* _EXERCICE COURT_
Pouvez-vous reproduire mot pour mot, dans l'article sur Le Bureau des légendes, le passage qui commence par « Avec la dureté » et s'achève sur « tout de même. » ?
==== TEXTE DU DOCUMENT ====
Une finesse psychologique surprenante
Au fil des six premiers épisodes (sur dix) que nous avons pu voir, un sens de la responsabilité se dégage. La responsabilité d’une représentation. Après un cliffhanger qui laissait planer le doute sur son destin, Malotru se retrouve bel et bien otage de l’EI, une épreuve qui structure le récit avec force. Sans se contenter d’effleurer le sujet, Le Bureau des légendes aborde cette expérience à la fois exceptionnelle (car très peu filmée) et familière (les mises en scène macabres des jihadistes font partie des images contemporaines) de plusieurs manières.
Avec la dureté nécessaire, d’abord, puisque la souffrance physique du héros n’est pas épargnée. Avec une finesse psychologique surprenante, ensuite, quand les stratégies de survie de cet homme réduit à rien, un souffle, un cerveau, à peine un cœur, s’opposent au désir de ses ravisseurs. Avec un humour tout sauf déplacé, enfin, quand une séance vidéo tourne au happening quasi burlesque, dans la lignée de The Party de Blake Edwards – en moins rigolard tout de même.
Une forme de calme absolu
Au-delà de cette exploration nouvelle, Le Bureau… troisième volée s’appuie toujours sur ses bases : un casting puissant – en plus du minéral Kassovitz, Pauline Etienne, Jean-Pierre Darroussin, Jonathan Zaccaï et l’excellente Sara Giraudeau, même si cette dernière est un peu balancée à droite et à gauche en début de saison – et une forme de calme absolu dans la manière de montrer un système, celui de l’espionnage en France, dans sa réalité la moins glamour et même souvent la plus froide.
==== ENTRÉES AFFICHÉES ====
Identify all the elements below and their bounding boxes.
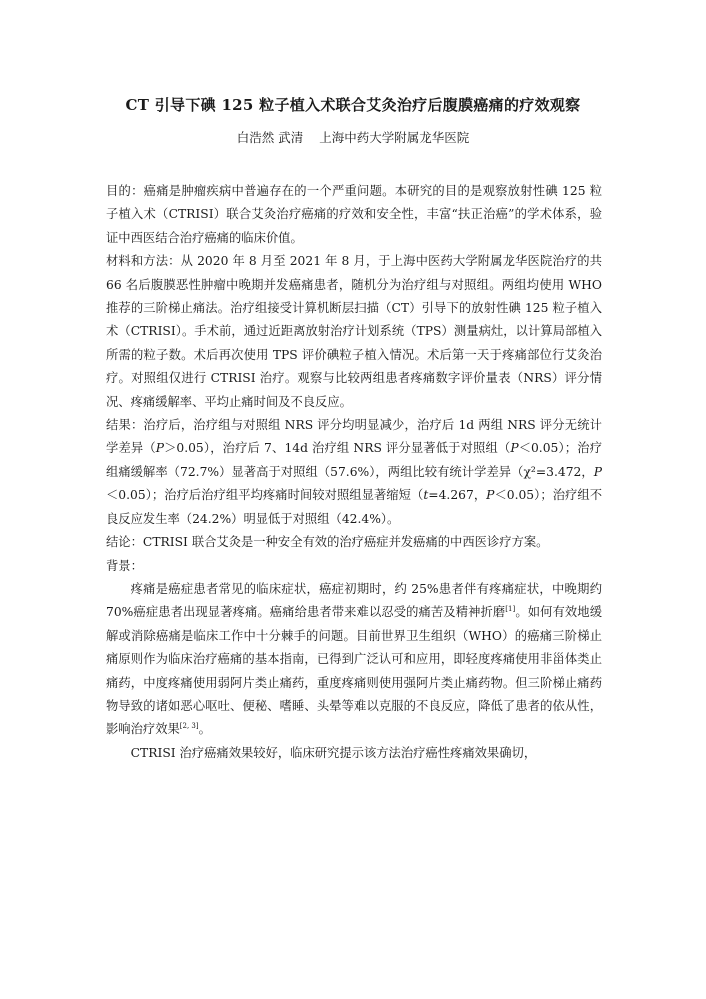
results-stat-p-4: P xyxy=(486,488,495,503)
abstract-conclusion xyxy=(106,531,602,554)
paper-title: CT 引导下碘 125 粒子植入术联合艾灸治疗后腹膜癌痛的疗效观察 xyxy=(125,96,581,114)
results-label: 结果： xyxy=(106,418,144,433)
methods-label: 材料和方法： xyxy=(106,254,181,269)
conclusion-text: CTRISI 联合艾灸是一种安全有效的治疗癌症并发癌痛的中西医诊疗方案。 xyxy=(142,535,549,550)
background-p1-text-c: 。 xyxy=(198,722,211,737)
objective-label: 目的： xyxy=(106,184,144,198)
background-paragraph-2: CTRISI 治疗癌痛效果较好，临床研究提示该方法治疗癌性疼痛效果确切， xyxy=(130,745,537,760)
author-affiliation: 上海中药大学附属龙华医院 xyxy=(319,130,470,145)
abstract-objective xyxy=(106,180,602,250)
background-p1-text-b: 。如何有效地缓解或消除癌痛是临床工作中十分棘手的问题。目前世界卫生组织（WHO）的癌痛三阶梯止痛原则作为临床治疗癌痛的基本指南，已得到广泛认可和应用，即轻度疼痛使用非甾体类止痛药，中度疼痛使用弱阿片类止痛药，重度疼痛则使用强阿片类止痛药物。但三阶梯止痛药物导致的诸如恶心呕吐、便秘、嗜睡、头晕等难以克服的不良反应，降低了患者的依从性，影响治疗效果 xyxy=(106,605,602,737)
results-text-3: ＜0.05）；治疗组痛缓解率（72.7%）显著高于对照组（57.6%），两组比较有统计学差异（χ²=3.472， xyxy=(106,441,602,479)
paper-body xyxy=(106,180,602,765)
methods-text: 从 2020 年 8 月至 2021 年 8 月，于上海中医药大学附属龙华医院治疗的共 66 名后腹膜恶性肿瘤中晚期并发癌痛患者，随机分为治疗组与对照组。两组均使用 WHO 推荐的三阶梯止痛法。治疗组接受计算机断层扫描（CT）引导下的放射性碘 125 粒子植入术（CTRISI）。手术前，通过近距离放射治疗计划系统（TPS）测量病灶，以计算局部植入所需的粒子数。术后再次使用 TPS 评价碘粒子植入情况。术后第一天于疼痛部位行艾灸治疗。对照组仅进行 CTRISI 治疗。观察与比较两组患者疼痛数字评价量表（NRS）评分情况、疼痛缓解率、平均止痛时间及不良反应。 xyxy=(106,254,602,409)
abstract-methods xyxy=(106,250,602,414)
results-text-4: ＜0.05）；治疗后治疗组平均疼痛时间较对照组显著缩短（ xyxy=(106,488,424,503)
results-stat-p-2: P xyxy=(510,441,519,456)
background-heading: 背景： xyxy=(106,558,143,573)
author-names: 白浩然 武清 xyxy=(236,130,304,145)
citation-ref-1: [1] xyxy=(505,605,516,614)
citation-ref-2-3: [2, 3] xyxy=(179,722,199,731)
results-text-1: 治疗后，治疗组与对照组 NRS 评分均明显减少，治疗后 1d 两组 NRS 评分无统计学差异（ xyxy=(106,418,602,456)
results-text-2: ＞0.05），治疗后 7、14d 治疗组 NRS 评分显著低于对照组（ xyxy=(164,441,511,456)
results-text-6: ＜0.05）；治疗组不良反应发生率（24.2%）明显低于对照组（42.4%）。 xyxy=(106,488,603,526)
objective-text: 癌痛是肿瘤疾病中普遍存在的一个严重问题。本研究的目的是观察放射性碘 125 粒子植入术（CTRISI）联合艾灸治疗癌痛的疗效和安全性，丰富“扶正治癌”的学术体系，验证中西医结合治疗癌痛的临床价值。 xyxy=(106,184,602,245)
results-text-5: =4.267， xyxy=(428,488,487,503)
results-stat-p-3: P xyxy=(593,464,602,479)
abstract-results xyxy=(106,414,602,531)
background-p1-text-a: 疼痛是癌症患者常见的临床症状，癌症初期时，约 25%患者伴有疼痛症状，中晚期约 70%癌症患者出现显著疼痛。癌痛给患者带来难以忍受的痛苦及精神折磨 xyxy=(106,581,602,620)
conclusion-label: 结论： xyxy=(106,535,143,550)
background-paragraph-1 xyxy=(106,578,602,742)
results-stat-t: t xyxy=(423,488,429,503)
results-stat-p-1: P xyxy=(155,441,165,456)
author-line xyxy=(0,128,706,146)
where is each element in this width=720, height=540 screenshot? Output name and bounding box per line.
====
==== ENTRÉES AFFICHÉES ====
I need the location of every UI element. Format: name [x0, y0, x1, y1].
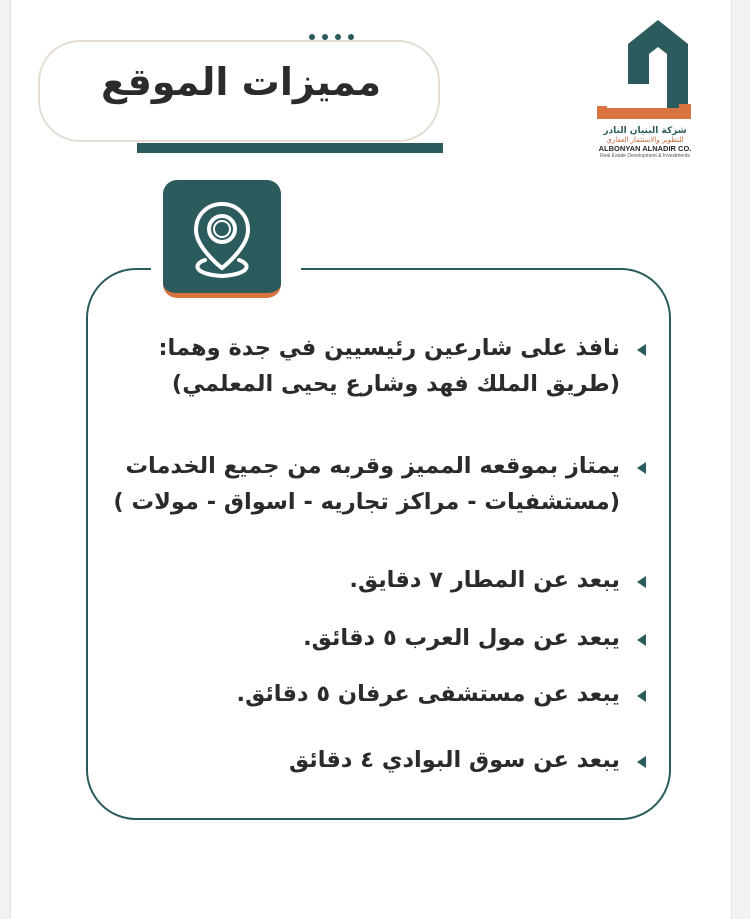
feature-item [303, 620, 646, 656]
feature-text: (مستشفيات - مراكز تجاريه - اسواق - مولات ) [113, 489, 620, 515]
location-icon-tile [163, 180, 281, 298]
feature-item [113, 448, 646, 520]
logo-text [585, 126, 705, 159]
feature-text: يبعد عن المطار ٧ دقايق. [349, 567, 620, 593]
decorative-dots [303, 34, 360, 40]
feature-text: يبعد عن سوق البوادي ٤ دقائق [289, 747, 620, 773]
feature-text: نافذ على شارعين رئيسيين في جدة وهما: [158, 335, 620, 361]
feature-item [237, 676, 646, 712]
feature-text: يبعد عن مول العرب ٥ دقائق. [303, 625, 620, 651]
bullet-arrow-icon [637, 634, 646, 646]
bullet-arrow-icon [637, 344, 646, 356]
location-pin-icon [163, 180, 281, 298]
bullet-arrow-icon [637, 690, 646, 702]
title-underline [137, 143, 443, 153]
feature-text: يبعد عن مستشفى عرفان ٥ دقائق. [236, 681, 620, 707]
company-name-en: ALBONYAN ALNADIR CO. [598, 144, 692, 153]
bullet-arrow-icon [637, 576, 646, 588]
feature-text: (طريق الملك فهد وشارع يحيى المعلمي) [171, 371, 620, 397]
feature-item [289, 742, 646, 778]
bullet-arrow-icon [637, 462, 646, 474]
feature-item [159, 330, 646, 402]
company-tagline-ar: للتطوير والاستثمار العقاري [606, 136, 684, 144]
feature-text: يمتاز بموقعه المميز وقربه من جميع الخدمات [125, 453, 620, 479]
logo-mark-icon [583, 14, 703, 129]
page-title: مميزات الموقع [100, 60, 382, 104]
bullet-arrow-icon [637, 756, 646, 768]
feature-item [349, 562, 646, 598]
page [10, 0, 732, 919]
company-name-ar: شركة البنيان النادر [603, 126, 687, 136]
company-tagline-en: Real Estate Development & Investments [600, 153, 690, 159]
====
==== ENTRÉES AFFICHÉES ====
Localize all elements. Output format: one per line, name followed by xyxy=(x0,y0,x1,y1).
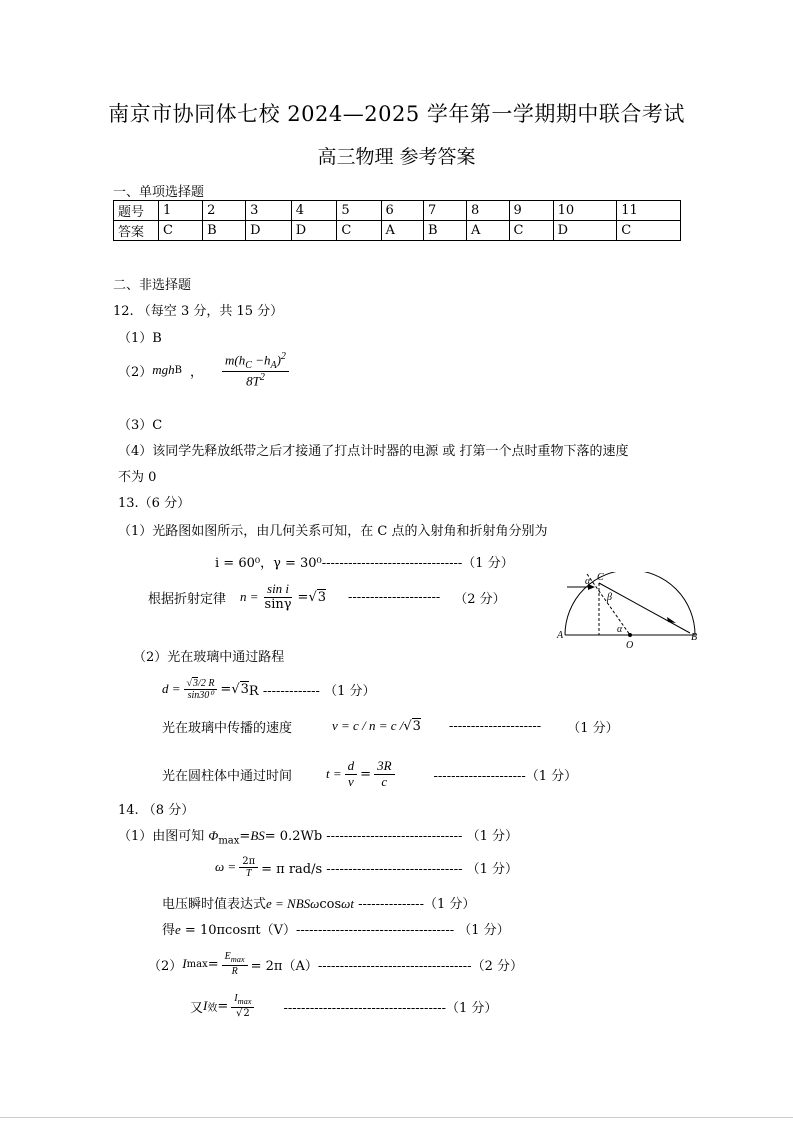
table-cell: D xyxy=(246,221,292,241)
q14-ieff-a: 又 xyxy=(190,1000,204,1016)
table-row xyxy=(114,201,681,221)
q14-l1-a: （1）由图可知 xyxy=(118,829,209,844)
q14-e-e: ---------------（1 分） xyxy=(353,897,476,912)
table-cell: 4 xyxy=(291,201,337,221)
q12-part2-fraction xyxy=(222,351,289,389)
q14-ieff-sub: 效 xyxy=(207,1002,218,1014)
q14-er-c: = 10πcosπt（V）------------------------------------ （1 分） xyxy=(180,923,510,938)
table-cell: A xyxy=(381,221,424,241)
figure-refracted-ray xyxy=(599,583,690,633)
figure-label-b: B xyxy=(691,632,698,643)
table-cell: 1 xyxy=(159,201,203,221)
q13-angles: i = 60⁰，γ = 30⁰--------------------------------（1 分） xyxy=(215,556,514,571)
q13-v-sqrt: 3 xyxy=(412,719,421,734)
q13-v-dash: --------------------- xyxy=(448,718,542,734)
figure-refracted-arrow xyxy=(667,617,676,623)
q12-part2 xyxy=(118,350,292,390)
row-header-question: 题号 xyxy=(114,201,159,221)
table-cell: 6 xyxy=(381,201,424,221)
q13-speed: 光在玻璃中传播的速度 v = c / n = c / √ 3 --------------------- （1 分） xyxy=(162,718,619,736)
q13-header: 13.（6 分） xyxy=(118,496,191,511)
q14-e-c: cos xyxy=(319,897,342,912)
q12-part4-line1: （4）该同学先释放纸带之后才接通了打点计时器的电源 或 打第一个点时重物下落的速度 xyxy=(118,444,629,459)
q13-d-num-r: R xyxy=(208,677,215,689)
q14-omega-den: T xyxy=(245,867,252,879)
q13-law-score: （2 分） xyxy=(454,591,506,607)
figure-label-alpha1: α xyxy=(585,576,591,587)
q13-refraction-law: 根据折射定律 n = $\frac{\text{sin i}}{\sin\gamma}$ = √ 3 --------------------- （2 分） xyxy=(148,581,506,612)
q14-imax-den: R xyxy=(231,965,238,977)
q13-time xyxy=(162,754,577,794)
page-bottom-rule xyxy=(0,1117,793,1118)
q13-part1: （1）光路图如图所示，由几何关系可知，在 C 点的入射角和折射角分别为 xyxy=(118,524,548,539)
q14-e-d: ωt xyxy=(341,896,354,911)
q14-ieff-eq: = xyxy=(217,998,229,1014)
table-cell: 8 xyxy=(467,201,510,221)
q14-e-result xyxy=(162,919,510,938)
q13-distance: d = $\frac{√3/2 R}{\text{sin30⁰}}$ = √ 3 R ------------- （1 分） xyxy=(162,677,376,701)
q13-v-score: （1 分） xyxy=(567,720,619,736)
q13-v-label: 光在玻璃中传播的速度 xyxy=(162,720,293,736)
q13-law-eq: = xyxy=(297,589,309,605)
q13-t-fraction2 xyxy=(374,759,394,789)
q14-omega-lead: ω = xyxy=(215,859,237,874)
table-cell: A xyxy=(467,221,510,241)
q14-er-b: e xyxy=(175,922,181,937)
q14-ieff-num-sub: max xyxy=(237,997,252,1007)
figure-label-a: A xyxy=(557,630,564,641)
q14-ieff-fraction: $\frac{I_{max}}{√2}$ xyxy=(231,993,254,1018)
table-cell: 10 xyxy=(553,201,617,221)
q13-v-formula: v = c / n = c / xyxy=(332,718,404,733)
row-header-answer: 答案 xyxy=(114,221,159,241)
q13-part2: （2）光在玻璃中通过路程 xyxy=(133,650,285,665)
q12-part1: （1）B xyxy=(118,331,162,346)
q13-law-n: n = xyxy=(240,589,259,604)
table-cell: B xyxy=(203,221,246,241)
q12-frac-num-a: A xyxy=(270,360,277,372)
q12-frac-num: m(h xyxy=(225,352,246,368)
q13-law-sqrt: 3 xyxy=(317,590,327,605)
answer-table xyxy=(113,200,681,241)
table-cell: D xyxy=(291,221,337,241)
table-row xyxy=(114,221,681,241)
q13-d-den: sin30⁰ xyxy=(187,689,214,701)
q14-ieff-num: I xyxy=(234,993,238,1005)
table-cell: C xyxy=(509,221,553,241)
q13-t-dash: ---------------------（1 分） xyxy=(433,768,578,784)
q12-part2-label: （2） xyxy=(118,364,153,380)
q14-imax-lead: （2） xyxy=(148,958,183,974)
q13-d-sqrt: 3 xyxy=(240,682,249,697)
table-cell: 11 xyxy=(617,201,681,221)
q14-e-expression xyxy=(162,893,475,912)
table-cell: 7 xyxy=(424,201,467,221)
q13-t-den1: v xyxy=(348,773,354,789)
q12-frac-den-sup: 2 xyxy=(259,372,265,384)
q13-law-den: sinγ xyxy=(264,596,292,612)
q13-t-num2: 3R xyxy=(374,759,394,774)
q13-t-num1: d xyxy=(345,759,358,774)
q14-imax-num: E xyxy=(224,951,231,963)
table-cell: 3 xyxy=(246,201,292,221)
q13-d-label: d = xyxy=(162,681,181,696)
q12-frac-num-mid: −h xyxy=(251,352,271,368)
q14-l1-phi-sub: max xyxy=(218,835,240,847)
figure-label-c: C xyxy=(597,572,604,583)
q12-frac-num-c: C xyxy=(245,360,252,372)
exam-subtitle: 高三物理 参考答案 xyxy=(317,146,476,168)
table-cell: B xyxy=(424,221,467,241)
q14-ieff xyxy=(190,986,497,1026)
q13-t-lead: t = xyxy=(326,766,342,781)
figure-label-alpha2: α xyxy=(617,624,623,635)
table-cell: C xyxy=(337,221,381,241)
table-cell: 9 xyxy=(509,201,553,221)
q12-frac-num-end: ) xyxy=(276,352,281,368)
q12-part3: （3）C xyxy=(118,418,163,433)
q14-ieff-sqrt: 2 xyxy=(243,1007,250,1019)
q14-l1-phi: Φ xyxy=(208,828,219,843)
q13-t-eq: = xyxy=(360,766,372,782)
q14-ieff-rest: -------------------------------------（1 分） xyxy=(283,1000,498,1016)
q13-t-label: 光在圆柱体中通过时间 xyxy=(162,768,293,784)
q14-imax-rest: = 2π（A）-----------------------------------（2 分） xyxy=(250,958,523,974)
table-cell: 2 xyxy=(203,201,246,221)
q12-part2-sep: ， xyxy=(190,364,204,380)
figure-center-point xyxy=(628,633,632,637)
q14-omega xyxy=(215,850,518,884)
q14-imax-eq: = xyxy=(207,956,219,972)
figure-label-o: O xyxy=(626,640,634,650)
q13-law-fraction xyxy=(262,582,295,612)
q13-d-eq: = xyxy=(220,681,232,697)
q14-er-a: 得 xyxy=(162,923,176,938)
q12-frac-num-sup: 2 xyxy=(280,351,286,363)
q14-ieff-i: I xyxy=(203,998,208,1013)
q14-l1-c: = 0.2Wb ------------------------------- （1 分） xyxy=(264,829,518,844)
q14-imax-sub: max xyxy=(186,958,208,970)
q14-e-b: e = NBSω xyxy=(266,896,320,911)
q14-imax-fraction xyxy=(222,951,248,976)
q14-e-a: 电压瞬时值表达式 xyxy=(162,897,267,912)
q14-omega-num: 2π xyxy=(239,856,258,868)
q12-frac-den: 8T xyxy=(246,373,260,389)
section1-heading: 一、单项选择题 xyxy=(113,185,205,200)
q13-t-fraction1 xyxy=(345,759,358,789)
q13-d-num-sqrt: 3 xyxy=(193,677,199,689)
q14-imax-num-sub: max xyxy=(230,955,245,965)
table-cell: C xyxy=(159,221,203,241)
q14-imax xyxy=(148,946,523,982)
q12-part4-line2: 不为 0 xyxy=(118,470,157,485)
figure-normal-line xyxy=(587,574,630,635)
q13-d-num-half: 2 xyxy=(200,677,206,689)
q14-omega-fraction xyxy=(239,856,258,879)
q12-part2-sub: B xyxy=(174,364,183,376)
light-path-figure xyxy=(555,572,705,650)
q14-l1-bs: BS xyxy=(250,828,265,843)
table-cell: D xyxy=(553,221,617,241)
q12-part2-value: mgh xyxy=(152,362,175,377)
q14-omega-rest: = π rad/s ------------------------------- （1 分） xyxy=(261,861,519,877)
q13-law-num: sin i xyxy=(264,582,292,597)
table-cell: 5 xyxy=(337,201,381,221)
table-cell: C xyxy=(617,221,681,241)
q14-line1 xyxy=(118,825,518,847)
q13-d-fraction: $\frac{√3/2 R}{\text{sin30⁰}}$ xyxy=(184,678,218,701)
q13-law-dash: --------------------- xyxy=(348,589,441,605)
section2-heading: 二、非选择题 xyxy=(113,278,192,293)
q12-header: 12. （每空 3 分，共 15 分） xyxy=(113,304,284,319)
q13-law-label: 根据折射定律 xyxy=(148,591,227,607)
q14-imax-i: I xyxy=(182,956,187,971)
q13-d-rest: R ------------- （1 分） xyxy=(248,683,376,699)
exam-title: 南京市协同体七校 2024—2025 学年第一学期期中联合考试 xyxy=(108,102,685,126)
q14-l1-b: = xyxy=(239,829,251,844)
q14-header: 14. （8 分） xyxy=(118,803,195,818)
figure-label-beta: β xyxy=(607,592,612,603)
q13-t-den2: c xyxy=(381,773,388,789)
====
* _SOLUTION COMPLÈTE_
Avec la dureté nécessaire, d’abord, puisque la souffrance physique du héros n’est pas épargnée. Avec une finesse psychologique surprenante, ensuite, quand les stratégies de survie de cet homme réduit à rien, un souffle, un cerveau, à peine un cœur, s’opposent au désir de ses ravisseurs. Avec un humour tout sauf déplacé, enfin, quand une séance vidéo tourne au happening quasi burlesque, dans la lignée de The Party de Blake Edwards – en moins rigolard tout de même.